Recorded data:

-------------------------

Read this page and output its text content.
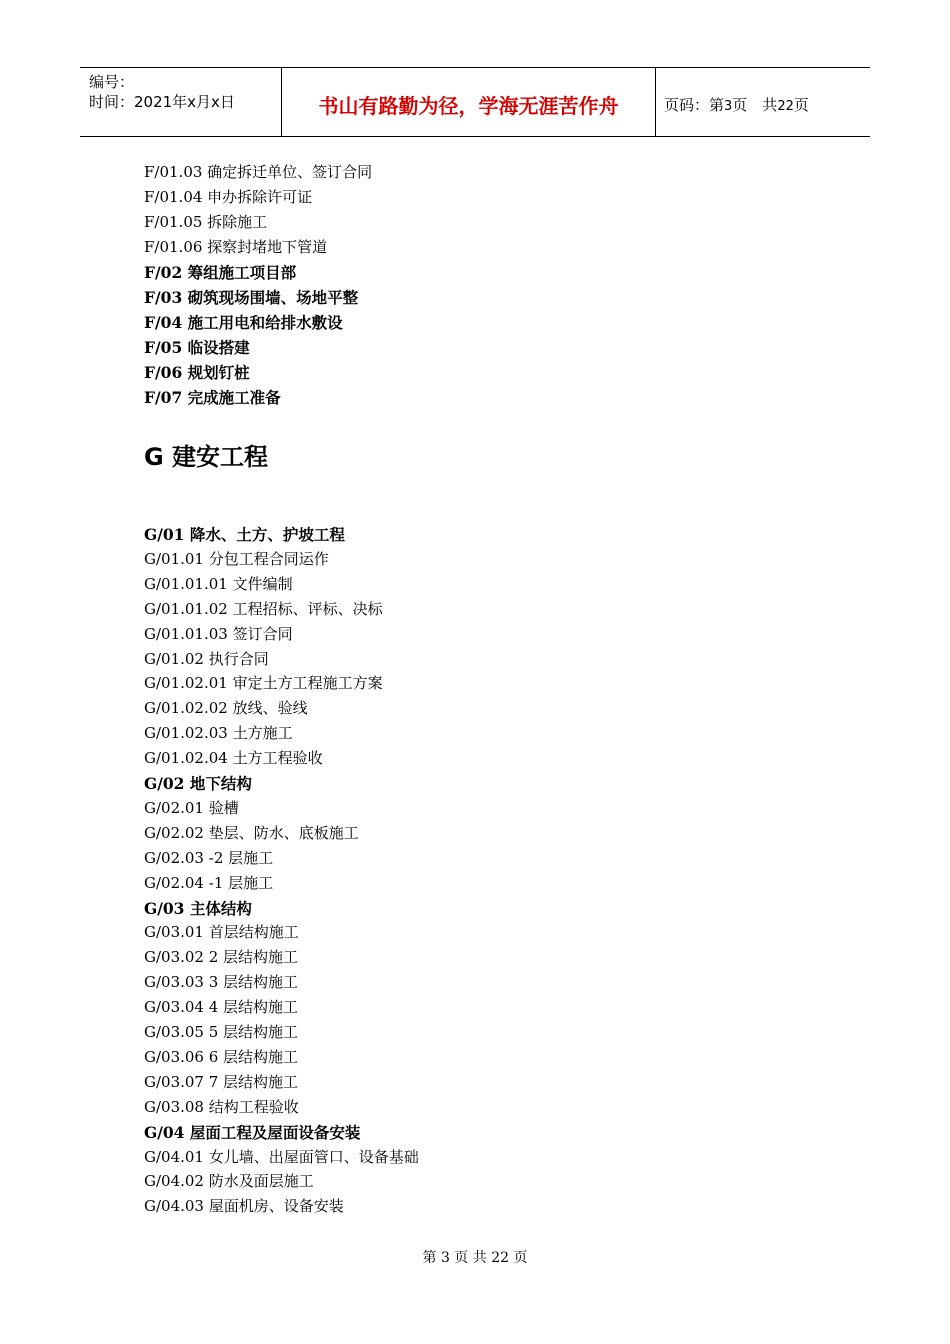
编号：
时间：2021年x月x日	书山有路勤为径，学海无涯苦作舟	页码：第3页　共22页
F/01.03 确定拆迁单位、签订合同
F/01.04 申办拆除许可证
F/01.05 拆除施工
F/01.06 探察封堵地下管道
F/02 筹组施工项目部
F/03 砌筑现场围墙、场地平整
F/04 施工用电和给排水敷设
F/05 临设搭建
F/06 规划钉桩
F/07 完成施工准备
G/01 降水、土方、护坡工程
G/01.01 分包工程合同运作
G/01.01.01 文件编制
G/01.01.02 工程招标、评标、决标
G/01.01.03 签订合同
G/01.02 执行合同
G/01.02.01 审定土方工程施工方案
G/01.02.02 放线、验线
G/01.02.03 土方施工
G/01.02.04 土方工程验收
G/02 地下结构
G/02.01 验槽
G/02.02 垫层、防水、底板施工
G/02.03 -2 层施工
G/02.04 -1 层施工
G/03 主体结构
G/03.01 首层结构施工
G/03.02 2 层结构施工
G/03.03 3 层结构施工
G/03.04 4 层结构施工
G/03.05 5 层结构施工
G/03.06 6 层结构施工
G/03.07 7 层结构施工
G/03.08 结构工程验收
G/04 屋面工程及屋面设备安装
G/04.01 女儿墙、出屋面管口、设备基础
G/04.02 防水及面层施工
G/04.03 屋面机房、设备安装
G 建安工程
第 3 页 共 22 页
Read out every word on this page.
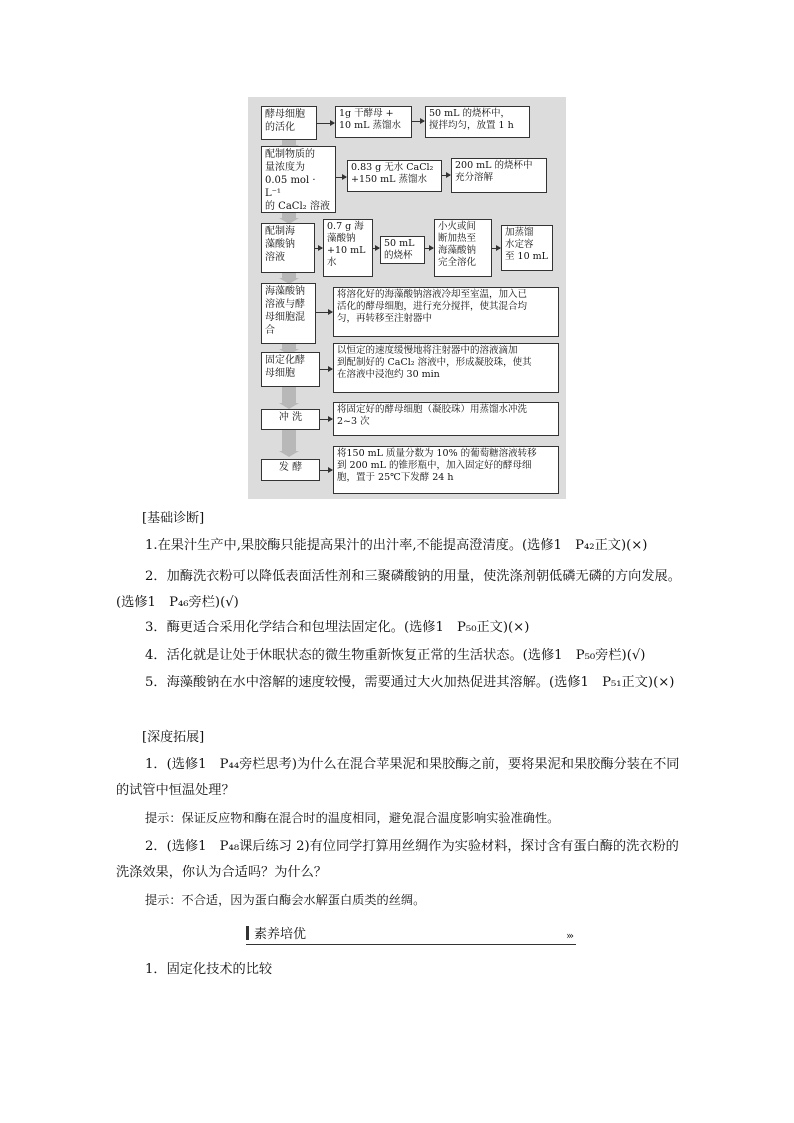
酵母细胞
的活化
1g 干酵母 +
10 mL 蒸馏水
50 mL 的烧杯中，
搅拌均匀，放置 1 h
配制物质的
量浓度为
0.05 mol · L⁻¹
的 CaCl₂ 溶液
0.83 g 无水 CaCl₂
+150 mL 蒸馏水
200 mL 的烧杯中
充分溶解
配制海
藻酸钠
溶液
0.7 g 海
藻酸钠
+10 mL
水
50 mL
的烧杯
小火或间
断加热至
海藻酸钠
完全溶化
加蒸馏
水定容
至 10 mL
海藻酸钠
溶液与酵
母细胞混
合
将溶化好的海藻酸钠溶液冷却至室温，加入已
活化的酵母细胞，进行充分搅拌，使其混合均
匀，再转移至注射器中
固定化酵
母细胞
以恒定的速度缓慢地将注射器中的溶液滴加
到配制好的 CaCl₂ 溶液中，形成凝胶珠，使其
在溶液中浸泡约 30 min
冲 洗
将固定好的酵母细胞（凝胶珠）用蒸馏水冲洗
2~3 次
发 酵
将150 mL 质量分数为 10% 的葡萄糖溶液转移
到 200 mL 的锥形瓶中，加入固定好的酵母细
胞，置于 25℃下发酵 24 h
[基础诊断]
1.在果汁生产中,果胶酶只能提高果汁的出汁率,不能提高澄清度。(选修1　P₄₂正文)(×)
2．加酶洗衣粉可以降低表面活性剂和三聚磷酸钠的用量，使洗涤剂朝低磷无磷的方向发展。(选修1　P₄₆旁栏)(√)
3．酶更适合采用化学结合和包埋法固定化。(选修1　P₅₀正文)(×)
4．活化就是让处于休眠状态的微生物重新恢复正常的生活状态。(选修1　P₅₀旁栏)(√)
5．海藻酸钠在水中溶解的速度较慢，需要通过大火加热促进其溶解。(选修1　P₅₁正文)(×)
[深度拓展]
1．(选修1　P₄₄旁栏思考)为什么在混合苹果泥和果胶酶之前，要将果泥和果胶酶分装在不同的试管中恒温处理？
提示：保证反应物和酶在混合时的温度相同，避免混合温度影响实验准确性。
2．(选修1　P₄₈课后练习 2)有位同学打算用丝绸作为实验材料，探讨含有蛋白酶的洗衣粉的洗涤效果，你认为合适吗？为什么？
提示：不合适，因为蛋白酶会水解蛋白质类的丝绸。
素养培优	›››
1．固定化技术的比较
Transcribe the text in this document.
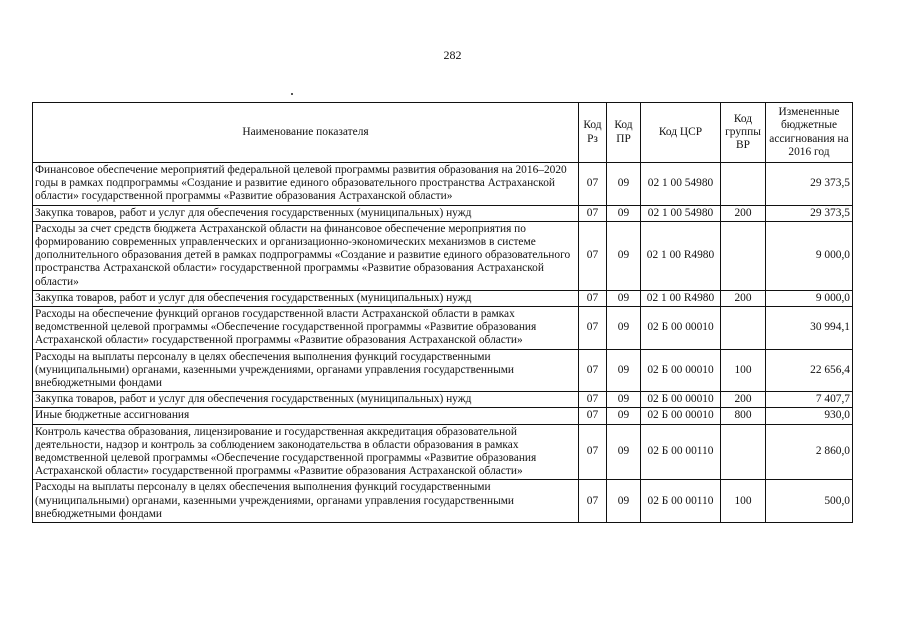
282
Наименование показателя	Код Рз	Код ПР	Код ЦСР	Код группы ВР	Измененные бюджетные ассигнования на 2016 год
Финансовое обеспечение мероприятий федеральной целевой программы развития образования на 2016–2020 годы в рамках подпрограммы «Создание и развитие единого образовательного пространства Астраханской области» государственной программы «Развитие образования Астраханской области»	07	09	02 1 00 54980		29 373,5
Закупка товаров, работ и услуг для обеспечения государственных (муниципальных) нужд	07	09	02 1 00 54980	200	29 373,5
Расходы за счет средств бюджета Астраханской области на финансовое обеспечение мероприятия по формированию современных управленческих и организационно-экономических механизмов в системе дополнительного образования детей в рамках подпрограммы «Создание и развитие единого образовательного пространства Астраханской области» государственной программы «Развитие образования Астраханской области»	07	09	02 1 00 R4980		9 000,0
Закупка товаров, работ и услуг для обеспечения государственных (муниципальных) нужд	07	09	02 1 00 R4980	200	9 000,0
Расходы на обеспечение функций органов государственной власти Астраханской области в рамках ведомственной целевой программы «Обеспечение государственной программы «Развитие образования Астраханской области» государственной программы «Развитие образования Астраханской области»	07	09	02 Б 00 00010		30 994,1
Расходы на выплаты персоналу в целях обеспечения выполнения функций государственными (муниципальными) органами, казенными учреждениями, органами управления государственными внебюджетными фондами	07	09	02 Б 00 00010	100	22 656,4
Закупка товаров, работ и услуг для обеспечения государственных (муниципальных) нужд	07	09	02 Б 00 00010	200	7 407,7
Иные бюджетные ассигнования	07	09	02 Б 00 00010	800	930,0
Контроль качества образования, лицензирование и государственная аккредитация образовательной деятельности, надзор и контроль за соблюдением законодательства в области образования в рамках ведомственной целевой программы «Обеспечение государственной программы «Развитие образования Астраханской области» государственной программы «Развитие образования Астраханской области»	07	09	02 Б 00 00110		2 860,0
Расходы на выплаты персоналу в целях обеспечения выполнения функций государственными (муниципальными) органами, казенными учреждениями, органами управления государственными внебюджетными фондами	07	09	02 Б 00 00110	100	500,0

-------------------------

> **Objective**:
Identify lines with the string "this". Copy each one.

> **Written solution**:
Read this page and output its text content.
Read out every word on this page.
Transcribe the text in this document.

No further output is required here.